Task objective: Pull out every line below containing the word "title".

Data for this exercise:
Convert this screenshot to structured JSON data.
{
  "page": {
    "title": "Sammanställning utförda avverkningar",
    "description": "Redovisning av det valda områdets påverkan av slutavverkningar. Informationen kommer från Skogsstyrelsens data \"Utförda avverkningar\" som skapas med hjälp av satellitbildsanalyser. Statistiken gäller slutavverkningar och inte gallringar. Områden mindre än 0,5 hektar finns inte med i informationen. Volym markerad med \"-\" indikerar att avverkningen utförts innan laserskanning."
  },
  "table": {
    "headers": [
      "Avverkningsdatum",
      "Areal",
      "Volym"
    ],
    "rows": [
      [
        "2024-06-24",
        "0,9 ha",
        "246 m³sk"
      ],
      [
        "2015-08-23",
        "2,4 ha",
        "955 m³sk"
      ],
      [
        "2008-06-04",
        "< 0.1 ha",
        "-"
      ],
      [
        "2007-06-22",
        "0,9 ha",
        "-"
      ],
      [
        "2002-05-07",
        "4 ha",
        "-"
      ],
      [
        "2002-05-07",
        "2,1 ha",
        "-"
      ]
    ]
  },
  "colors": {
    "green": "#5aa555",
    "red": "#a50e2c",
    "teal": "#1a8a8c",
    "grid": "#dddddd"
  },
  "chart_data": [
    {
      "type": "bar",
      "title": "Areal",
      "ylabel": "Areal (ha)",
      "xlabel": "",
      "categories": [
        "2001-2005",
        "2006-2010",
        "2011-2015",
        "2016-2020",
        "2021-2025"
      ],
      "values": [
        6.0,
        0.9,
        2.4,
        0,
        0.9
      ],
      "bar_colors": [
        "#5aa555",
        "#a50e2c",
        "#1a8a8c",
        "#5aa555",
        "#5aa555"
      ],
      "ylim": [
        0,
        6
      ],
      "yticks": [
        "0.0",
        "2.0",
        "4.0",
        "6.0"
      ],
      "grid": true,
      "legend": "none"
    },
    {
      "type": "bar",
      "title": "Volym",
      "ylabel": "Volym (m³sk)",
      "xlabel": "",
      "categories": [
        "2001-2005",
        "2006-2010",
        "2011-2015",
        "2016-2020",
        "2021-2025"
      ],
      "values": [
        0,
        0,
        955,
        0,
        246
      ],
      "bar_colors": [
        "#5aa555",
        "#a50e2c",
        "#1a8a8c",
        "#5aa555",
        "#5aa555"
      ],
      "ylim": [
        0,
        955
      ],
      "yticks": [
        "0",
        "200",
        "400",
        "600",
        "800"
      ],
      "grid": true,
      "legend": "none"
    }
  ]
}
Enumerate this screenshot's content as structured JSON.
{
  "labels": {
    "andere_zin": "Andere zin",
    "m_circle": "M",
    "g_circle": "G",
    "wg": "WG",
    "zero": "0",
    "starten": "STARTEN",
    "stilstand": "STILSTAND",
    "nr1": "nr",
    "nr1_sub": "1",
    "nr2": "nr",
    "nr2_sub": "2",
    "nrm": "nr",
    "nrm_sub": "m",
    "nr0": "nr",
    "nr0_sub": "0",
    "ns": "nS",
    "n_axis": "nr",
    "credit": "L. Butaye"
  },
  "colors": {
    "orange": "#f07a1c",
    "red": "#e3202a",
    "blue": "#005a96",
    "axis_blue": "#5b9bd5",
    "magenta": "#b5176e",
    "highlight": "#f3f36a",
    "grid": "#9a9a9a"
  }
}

Solution to the problem:
    "title": "Sammanställning utförda avverkningar",
      "title": "Areal",
      "title": "Volym",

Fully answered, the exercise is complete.